= Transcribed page data =
::::::::

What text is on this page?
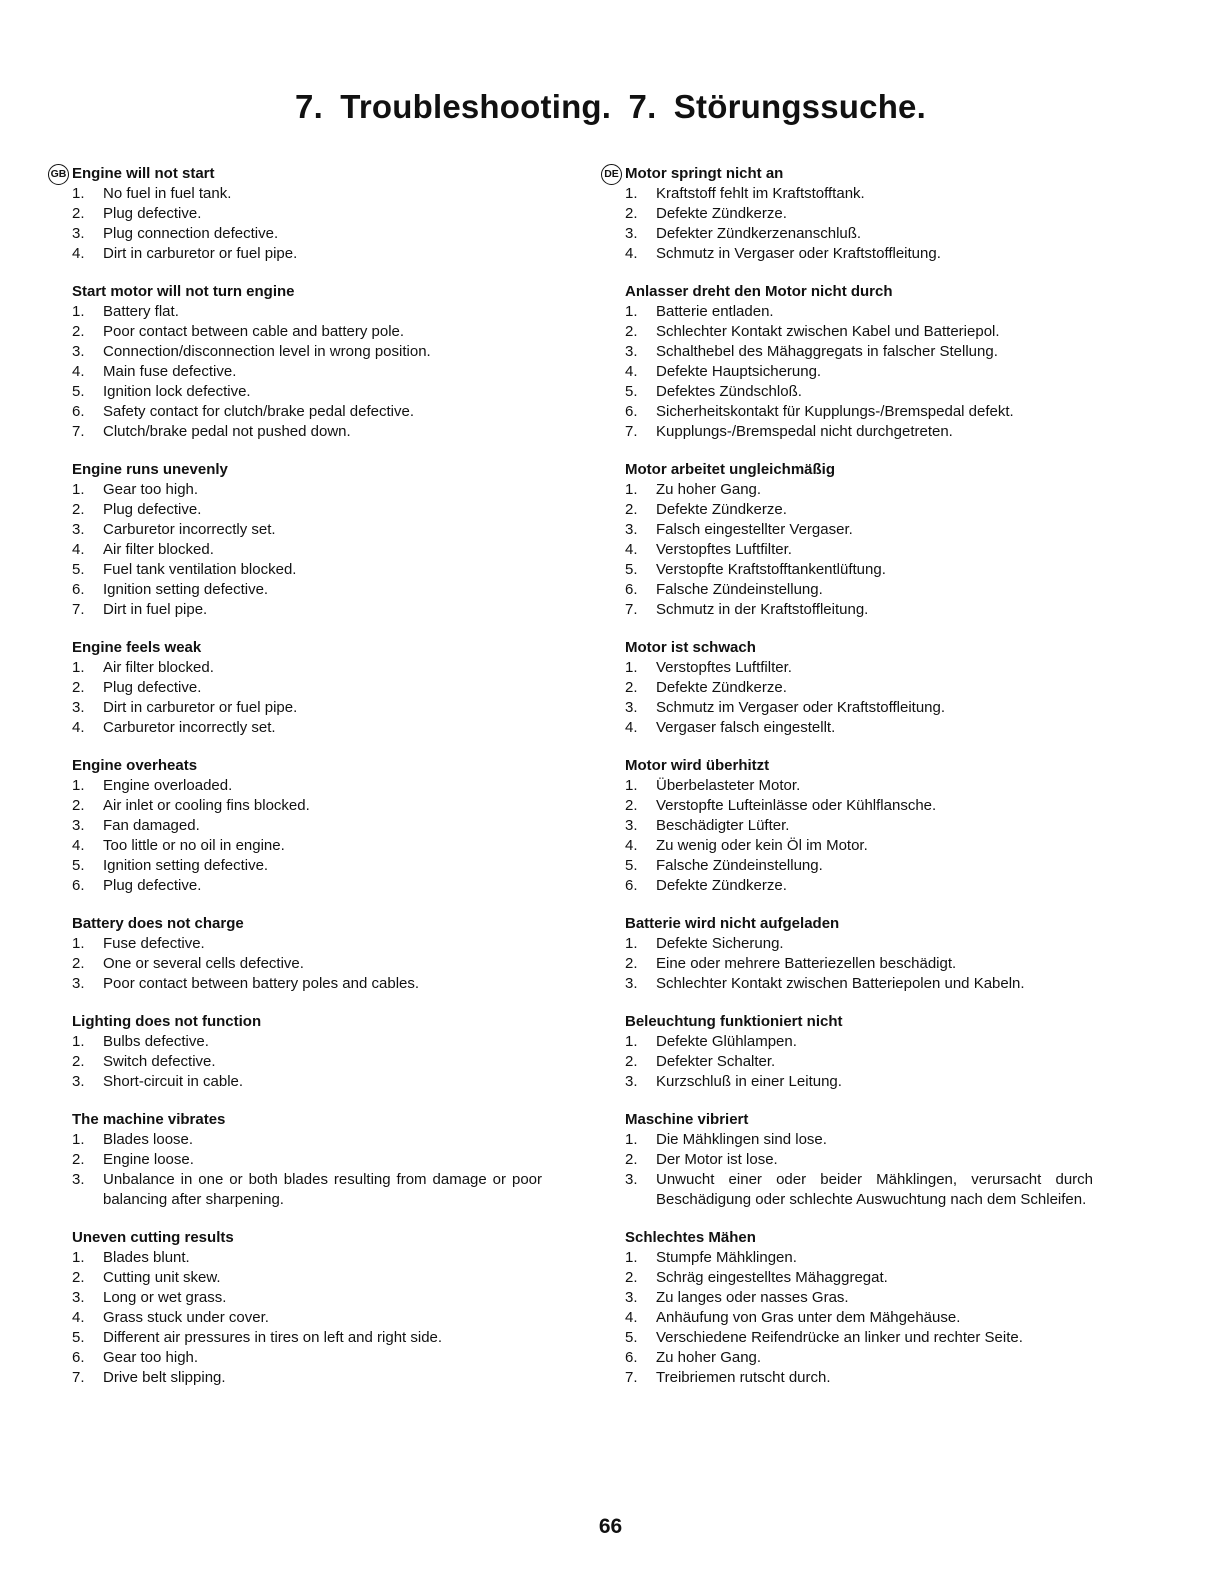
7. Troubleshooting. 7. Störungssuche.
GB Engine will not start
1.	No fuel in fuel tank.
2.	Plug defective.
3.	Plug connection defective.
4.	Dirt in carburetor or fuel pipe.
Start motor will not turn engine
1.	Battery flat.
2.	Poor contact between cable and battery pole.
3.	Connection/disconnection level in wrong position.
4.	Main fuse defective.
5.	Ignition lock defective.
6.	Safety contact for clutch/brake pedal defective.
7.	Clutch/brake pedal not pushed down.
Engine runs unevenly
1.	Gear too high.
2.	Plug defective.
3.	Carburetor incorrectly set.
4.	Air filter blocked.
5.	Fuel tank ventilation blocked.
6.	Ignition setting defective.
7.	Dirt in fuel pipe.
Engine feels weak
1.	Air filter blocked.
2.	Plug defective.
3.	Dirt in carburetor or fuel pipe.
4.	Carburetor incorrectly set.
Engine overheats
1.	Engine overloaded.
2.	Air inlet or cooling fins blocked.
3.	Fan damaged.
4.	Too little or no oil in engine.
5.	Ignition setting defective.
6.	Plug defective.
Battery does not charge
1.	Fuse defective.
2.	One or several cells defective.
3.	Poor contact between battery poles and cables.
Lighting does not function
1.	Bulbs defective.
2.	Switch defective.
3.	Short-circuit in cable.
The machine vibrates
1.	Blades loose.
2.	Engine loose.
3.	Unbalance in one or both blades resulting from damage or poor balancing after sharpening.
Uneven cutting results
1.	Blades blunt.
2.	Cutting unit skew.
3.	Long or wet grass.
4.	Grass stuck under cover.
5.	Different air pressures in tires on left and right side.
6.	Gear too high.
7.	Drive belt slipping.
DE Motor springt nicht an
1.	Kraftstoff fehlt im Kraftstofftank.
2.	Defekte Zündkerze.
3.	Defekter Zündkerzenanschluß.
4.	Schmutz in Vergaser oder Kraftstoffleitung.
Anlasser dreht den Motor nicht durch
1.	Batterie entladen.
2.	Schlechter Kontakt zwischen Kabel und Batteriepol.
3.	Schalthebel des Mähaggregats in falscher Stellung.
4.	Defekte Hauptsicherung.
5.	Defektes Zündschloß.
6.	Sicherheitskontakt für Kupplungs-/Bremspedal defekt.
7.	Kupplungs-/Bremspedal nicht durchgetreten.
Motor arbeitet ungleichmäßig
1.	Zu hoher Gang.
2.	Defekte Zündkerze.
3.	Falsch eingestellter Vergaser.
4.	Verstopftes Luftfilter.
5.	Verstopfte Kraftstofftankentlüftung.
6.	Falsche Zündeinstellung.
7.	Schmutz in der Kraftstoffleitung.
Motor ist schwach
1.	Verstopftes Luftfilter.
2.	Defekte Zündkerze.
3.	Schmutz im Vergaser oder Kraftstoffleitung.
4.	Vergaser falsch eingestellt.
Motor wird überhitzt
1.	Überbelasteter Motor.
2.	Verstopfte Lufteinlässe oder Kühlflansche.
3.	Beschädigter Lüfter.
4.	Zu wenig oder kein Öl im Motor.
5.	Falsche Zündeinstellung.
6.	Defekte Zündkerze.
Batterie wird nicht aufgeladen
1.	Defekte Sicherung.
2.	Eine oder mehrere Batteriezellen beschädigt.
3.	Schlechter Kontakt zwischen Batteriepolen und Kabeln.
Beleuchtung funktioniert nicht
1.	Defekte Glühlampen.
2.	Defekter Schalter.
3.	Kurzschluß in einer Leitung.
Maschine vibriert
1.	Die Mähklingen sind lose.
2.	Der Motor ist lose.
3.	Unwucht einer oder beider Mähklingen, verursacht durch Beschädigung oder schlechte Auswuchtung nach dem Schleifen.
Schlechtes Mähen
1.	Stumpfe Mähklingen.
2.	Schräg eingestelltes Mähaggregat.
3.	Zu langes oder nasses Gras.
4.	Anhäufung von Gras unter dem Mähgehäuse.
5.	Verschiedene Reifendrücke an linker und rechter Seite.
6.	Zu hoher Gang.
7.	Treibriemen rutscht durch.
66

::::::::

= Task objective =
Return the entries unchanged, save for the pictures, which do not belong in the copy.

= Final answer =
What text is on this page?
7. Troubleshooting. 7. Störungssuche.
GB Engine will not start
1.	No fuel in fuel tank.
2.	Plug defective.
3.	Plug connection defective.
4.	Dirt in carburetor or fuel pipe.
Start motor will not turn engine
1.	Battery flat.
2.	Poor contact between cable and battery pole.
3.	Connection/disconnection level in wrong position.
4.	Main fuse defective.
5.	Ignition lock defective.
6.	Safety contact for clutch/brake pedal defective.
7.	Clutch/brake pedal not pushed down.
Engine runs unevenly
1.	Gear too high.
2.	Plug defective.
3.	Carburetor incorrectly set.
4.	Air filter blocked.
5.	Fuel tank ventilation blocked.
6.	Ignition setting defective.
7.	Dirt in fuel pipe.
Engine feels weak
1.	Air filter blocked.
2.	Plug defective.
3.	Dirt in carburetor or fuel pipe.
4.	Carburetor incorrectly set.
Engine overheats
1.	Engine overloaded.
2.	Air inlet or cooling fins blocked.
3.	Fan damaged.
4.	Too little or no oil in engine.
5.	Ignition setting defective.
6.	Plug defective.
Battery does not charge
1.	Fuse defective.
2.	One or several cells defective.
3.	Poor contact between battery poles and cables.
Lighting does not function
1.	Bulbs defective.
2.	Switch defective.
3.	Short-circuit in cable.
The machine vibrates
1.	Blades loose.
2.	Engine loose.
3.	Unbalance in one or both blades resulting from damage or poor balancing after sharpening.
Uneven cutting results
1.	Blades blunt.
2.	Cutting unit skew.
3.	Long or wet grass.
4.	Grass stuck under cover.
5.	Different air pressures in tires on left and right side.
6.	Gear too high.
7.	Drive belt slipping.
DE Motor springt nicht an
1.	Kraftstoff fehlt im Kraftstofftank.
2.	Defekte Zündkerze.
3.	Defekter Zündkerzenanschluß.
4.	Schmutz in Vergaser oder Kraftstoffleitung.
Anlasser dreht den Motor nicht durch
1.	Batterie entladen.
2.	Schlechter Kontakt zwischen Kabel und Batteriepol.
3.	Schalthebel des Mähaggregats in falscher Stellung.
4.	Defekte Hauptsicherung.
5.	Defektes Zündschloß.
6.	Sicherheitskontakt für Kupplungs-/Bremspedal defekt.
7.	Kupplungs-/Bremspedal nicht durchgetreten.
Motor arbeitet ungleichmäßig
1.	Zu hoher Gang.
2.	Defekte Zündkerze.
3.	Falsch eingestellter Vergaser.
4.	Verstopftes Luftfilter.
5.	Verstopfte Kraftstofftankentlüftung.
6.	Falsche Zündeinstellung.
7.	Schmutz in der Kraftstoffleitung.
Motor ist schwach
1.	Verstopftes Luftfilter.
2.	Defekte Zündkerze.
3.	Schmutz im Vergaser oder Kraftstoffleitung.
4.	Vergaser falsch eingestellt.
Motor wird überhitzt
1.	Überbelasteter Motor.
2.	Verstopfte Lufteinlässe oder Kühlflansche.
3.	Beschädigter Lüfter.
4.	Zu wenig oder kein Öl im Motor.
5.	Falsche Zündeinstellung.
6.	Defekte Zündkerze.
Batterie wird nicht aufgeladen
1.	Defekte Sicherung.
2.	Eine oder mehrere Batteriezellen beschädigt.
3.	Schlechter Kontakt zwischen Batteriepolen und Kabeln.
Beleuchtung funktioniert nicht
1.	Defekte Glühlampen.
2.	Defekter Schalter.
3.	Kurzschluß in einer Leitung.
Maschine vibriert
1.	Die Mähklingen sind lose.
2.	Der Motor ist lose.
3.	Unwucht einer oder beider Mähklingen, verursacht durch Beschädigung oder schlechte Auswuchtung nach dem Schleifen.
Schlechtes Mähen
1.	Stumpfe Mähklingen.
2.	Schräg eingestelltes Mähaggregat.
3.	Zu langes oder nasses Gras.
4.	Anhäufung von Gras unter dem Mähgehäuse.
5.	Verschiedene Reifendrücke an linker und rechter Seite.
6.	Zu hoher Gang.
7.	Treibriemen rutscht durch.
66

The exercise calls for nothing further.